▶ Written task:
All of the records below should be output exactly.

————

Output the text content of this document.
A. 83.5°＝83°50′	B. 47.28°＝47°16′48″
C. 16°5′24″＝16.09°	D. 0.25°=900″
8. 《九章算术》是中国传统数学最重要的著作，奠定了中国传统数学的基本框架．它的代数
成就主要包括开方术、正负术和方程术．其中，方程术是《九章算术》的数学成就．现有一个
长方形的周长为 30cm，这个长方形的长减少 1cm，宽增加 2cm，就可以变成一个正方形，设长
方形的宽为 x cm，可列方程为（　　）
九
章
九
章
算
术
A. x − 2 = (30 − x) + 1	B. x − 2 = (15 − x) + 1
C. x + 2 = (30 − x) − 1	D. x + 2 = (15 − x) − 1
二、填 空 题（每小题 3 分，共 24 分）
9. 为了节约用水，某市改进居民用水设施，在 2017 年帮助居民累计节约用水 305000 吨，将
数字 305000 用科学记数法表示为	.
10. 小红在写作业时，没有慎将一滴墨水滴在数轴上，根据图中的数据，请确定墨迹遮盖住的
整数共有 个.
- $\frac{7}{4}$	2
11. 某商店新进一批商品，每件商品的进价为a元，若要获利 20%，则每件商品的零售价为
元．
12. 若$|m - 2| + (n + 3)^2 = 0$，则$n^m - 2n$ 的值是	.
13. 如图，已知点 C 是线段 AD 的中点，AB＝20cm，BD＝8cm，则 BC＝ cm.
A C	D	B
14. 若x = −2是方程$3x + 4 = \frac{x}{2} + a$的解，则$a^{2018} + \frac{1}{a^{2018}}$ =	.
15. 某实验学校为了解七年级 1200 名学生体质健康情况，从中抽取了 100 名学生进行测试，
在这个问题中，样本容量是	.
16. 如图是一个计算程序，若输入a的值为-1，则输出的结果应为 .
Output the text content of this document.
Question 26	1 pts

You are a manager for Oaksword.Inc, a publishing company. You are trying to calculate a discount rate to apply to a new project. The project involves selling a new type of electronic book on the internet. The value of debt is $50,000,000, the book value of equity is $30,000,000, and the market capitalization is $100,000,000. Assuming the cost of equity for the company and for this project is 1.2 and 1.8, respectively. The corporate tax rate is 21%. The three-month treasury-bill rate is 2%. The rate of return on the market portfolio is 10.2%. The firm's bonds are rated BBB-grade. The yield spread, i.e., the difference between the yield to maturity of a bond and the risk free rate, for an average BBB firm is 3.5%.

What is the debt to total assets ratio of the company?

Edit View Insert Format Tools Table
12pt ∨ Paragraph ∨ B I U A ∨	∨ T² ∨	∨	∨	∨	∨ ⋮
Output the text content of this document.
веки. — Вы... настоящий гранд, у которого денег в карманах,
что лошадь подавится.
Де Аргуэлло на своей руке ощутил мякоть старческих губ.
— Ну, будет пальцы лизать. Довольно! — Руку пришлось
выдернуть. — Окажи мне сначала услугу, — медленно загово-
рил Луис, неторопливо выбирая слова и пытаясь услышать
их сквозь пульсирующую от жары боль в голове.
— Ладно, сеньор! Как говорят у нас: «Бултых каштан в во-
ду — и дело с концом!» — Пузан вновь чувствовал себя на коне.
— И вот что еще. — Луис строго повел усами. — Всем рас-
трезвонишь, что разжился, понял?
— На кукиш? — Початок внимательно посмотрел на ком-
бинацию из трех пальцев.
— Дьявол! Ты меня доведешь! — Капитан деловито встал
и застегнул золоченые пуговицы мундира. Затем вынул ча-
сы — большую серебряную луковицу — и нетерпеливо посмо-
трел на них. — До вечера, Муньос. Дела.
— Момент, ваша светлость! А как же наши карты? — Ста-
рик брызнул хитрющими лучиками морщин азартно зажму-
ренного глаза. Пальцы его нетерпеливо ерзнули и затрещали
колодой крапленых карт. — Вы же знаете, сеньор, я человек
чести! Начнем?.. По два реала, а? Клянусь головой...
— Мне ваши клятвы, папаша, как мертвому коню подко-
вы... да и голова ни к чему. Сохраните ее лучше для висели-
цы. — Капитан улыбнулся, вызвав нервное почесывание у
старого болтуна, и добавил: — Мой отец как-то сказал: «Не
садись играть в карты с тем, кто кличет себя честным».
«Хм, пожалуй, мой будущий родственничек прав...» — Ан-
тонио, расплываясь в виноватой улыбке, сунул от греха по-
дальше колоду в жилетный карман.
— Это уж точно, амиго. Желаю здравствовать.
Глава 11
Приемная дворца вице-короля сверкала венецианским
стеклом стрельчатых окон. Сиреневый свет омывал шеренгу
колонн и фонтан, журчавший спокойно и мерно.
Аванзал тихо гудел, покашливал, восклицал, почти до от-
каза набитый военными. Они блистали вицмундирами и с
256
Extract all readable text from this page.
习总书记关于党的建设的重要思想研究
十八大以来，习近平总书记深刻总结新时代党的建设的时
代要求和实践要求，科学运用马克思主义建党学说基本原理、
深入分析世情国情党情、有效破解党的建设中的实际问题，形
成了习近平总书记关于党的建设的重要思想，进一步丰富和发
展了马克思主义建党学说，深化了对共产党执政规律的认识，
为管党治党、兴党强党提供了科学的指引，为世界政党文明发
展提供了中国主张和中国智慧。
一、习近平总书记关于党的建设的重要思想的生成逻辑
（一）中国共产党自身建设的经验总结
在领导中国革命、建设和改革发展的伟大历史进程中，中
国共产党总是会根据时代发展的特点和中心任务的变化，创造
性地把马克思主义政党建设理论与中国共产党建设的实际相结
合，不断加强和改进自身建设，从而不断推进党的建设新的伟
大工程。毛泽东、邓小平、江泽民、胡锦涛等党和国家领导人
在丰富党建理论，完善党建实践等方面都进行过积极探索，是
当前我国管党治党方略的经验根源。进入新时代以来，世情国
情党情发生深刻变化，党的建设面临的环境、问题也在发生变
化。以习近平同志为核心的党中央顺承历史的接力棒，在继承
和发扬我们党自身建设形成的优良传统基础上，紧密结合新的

————

▶ Output for this task:
Output the text content of this document.
A. 83.5°＝83°50′	B. 47.28°＝47°16′48″
C. 16°5′24″＝16.09°	D. 0.25°=900″
8. 《九章算术》是中国传统数学最重要的著作，奠定了中国传统数学的基本框架．它的代数
成就主要包括开方术、正负术和方程术．其中，方程术是《九章算术》的数学成就．现有一个
长方形的周长为 30cm，这个长方形的长减少 1cm，宽增加 2cm，就可以变成一个正方形，设长
方形的宽为 x cm，可列方程为（　　）
九
章
九
章
算
术
A. x − 2 = (30 − x) + 1	B. x − 2 = (15 − x) + 1
C. x + 2 = (30 − x) − 1	D. x + 2 = (15 − x) − 1
二、填 空 题（每小题 3 分，共 24 分）
9. 为了节约用水，某市改进居民用水设施，在 2017 年帮助居民累计节约用水 305000 吨，将
数字 305000 用科学记数法表示为	.
10. 小红在写作业时，没有慎将一滴墨水滴在数轴上，根据图中的数据，请确定墨迹遮盖住的
整数共有 个.
- $\frac{7}{4}$	2
11. 某商店新进一批商品，每件商品的进价为a元，若要获利 20%，则每件商品的零售价为
元．
12. 若$|m - 2| + (n + 3)^2 = 0$，则$n^m - 2n$ 的值是	.
13. 如图，已知点 C 是线段 AD 的中点，AB＝20cm，BD＝8cm，则 BC＝ cm.
A C	D	B
14. 若x = −2是方程$3x + 4 = \frac{x}{2} + a$的解，则$a^{2018} + \frac{1}{a^{2018}}$ =	.
15. 某实验学校为了解七年级 1200 名学生体质健康情况，从中抽取了 100 名学生进行测试，
在这个问题中，样本容量是	.
16. 如图是一个计算程序，若输入a的值为-1，则输出的结果应为 .
Output the text content of this document.
Question 26	1 pts

You are a manager for Oaksword.Inc, a publishing company. You are trying to calculate a discount rate to apply to a new project. The project involves selling a new type of electronic book on the internet. The value of debt is $50,000,000, the book value of equity is $30,000,000, and the market capitalization is $100,000,000. Assuming the cost of equity for the company and for this project is 1.2 and 1.8, respectively. The corporate tax rate is 21%. The three-month treasury-bill rate is 2%. The rate of return on the market portfolio is 10.2%. The firm's bonds are rated BBB-grade. The yield spread, i.e., the difference between the yield to maturity of a bond and the risk free rate, for an average BBB firm is 3.5%.

What is the debt to total assets ratio of the company?

Edit View Insert Format Tools Table
12pt ∨ Paragraph ∨ B I U A ∨	∨ T² ∨	∨	∨	∨	∨ ⋮
Output the text content of this document.
веки. — Вы... настоящий гранд, у которого денег в карманах,
что лошадь подавится.
Де Аргуэлло на своей руке ощутил мякоть старческих губ.
— Ну, будет пальцы лизать. Довольно! — Руку пришлось
выдернуть. — Окажи мне сначала услугу, — медленно загово-
рил Луис, неторопливо выбирая слова и пытаясь услышать
их сквозь пульсирующую от жары боль в голове.
— Ладно, сеньор! Как говорят у нас: «Бултых каштан в во-
ду — и дело с концом!» — Пузан вновь чувствовал себя на коне.
— И вот что еще. — Луис строго повел усами. — Всем рас-
трезвонишь, что разжился, понял?
— На кукиш? — Початок внимательно посмотрел на ком-
бинацию из трех пальцев.
— Дьявол! Ты меня доведешь! — Капитан деловито встал
и застегнул золоченые пуговицы мундира. Затем вынул ча-
сы — большую серебряную луковицу — и нетерпеливо посмо-
трел на них. — До вечера, Муньос. Дела.
— Момент, ваша светлость! А как же наши карты? — Ста-
рик брызнул хитрющими лучиками морщин азартно зажму-
ренного глаза. Пальцы его нетерпеливо ерзнули и затрещали
колодой крапленых карт. — Вы же знаете, сеньор, я человек
чести! Начнем?.. По два реала, а? Клянусь головой...
— Мне ваши клятвы, папаша, как мертвому коню подко-
вы... да и голова ни к чему. Сохраните ее лучше для висели-
цы. — Капитан улыбнулся, вызвав нервное почесывание у
старого болтуна, и добавил: — Мой отец как-то сказал: «Не
садись играть в карты с тем, кто кличет себя честным».
«Хм, пожалуй, мой будущий родственничек прав...» — Ан-
тонио, расплываясь в виноватой улыбке, сунул от греха по-
дальше колоду в жилетный карман.
— Это уж точно, амиго. Желаю здравствовать.
Глава 11
Приемная дворца вице-короля сверкала венецианским
стеклом стрельчатых окон. Сиреневый свет омывал шеренгу
колонн и фонтан, журчавший спокойно и мерно.
Аванзал тихо гудел, покашливал, восклицал, почти до от-
каза набитый военными. Они блистали вицмундирами и с
256
Extract all readable text from this page.
习总书记关于党的建设的重要思想研究
十八大以来，习近平总书记深刻总结新时代党的建设的时
代要求和实践要求，科学运用马克思主义建党学说基本原理、
深入分析世情国情党情、有效破解党的建设中的实际问题，形
成了习近平总书记关于党的建设的重要思想，进一步丰富和发
展了马克思主义建党学说，深化了对共产党执政规律的认识，
为管党治党、兴党强党提供了科学的指引，为世界政党文明发
展提供了中国主张和中国智慧。
一、习近平总书记关于党的建设的重要思想的生成逻辑
（一）中国共产党自身建设的经验总结
在领导中国革命、建设和改革发展的伟大历史进程中，中
国共产党总是会根据时代发展的特点和中心任务的变化，创造
性地把马克思主义政党建设理论与中国共产党建设的实际相结
合，不断加强和改进自身建设，从而不断推进党的建设新的伟
大工程。毛泽东、邓小平、江泽民、胡锦涛等党和国家领导人
在丰富党建理论，完善党建实践等方面都进行过积极探索，是
当前我国管党治党方略的经验根源。进入新时代以来，世情国
情党情发生深刻变化，党的建设面临的环境、问题也在发生变
化。以习近平同志为核心的党中央顺承历史的接力棒，在继承
和发扬我们党自身建设形成的优良传统基础上，紧密结合新的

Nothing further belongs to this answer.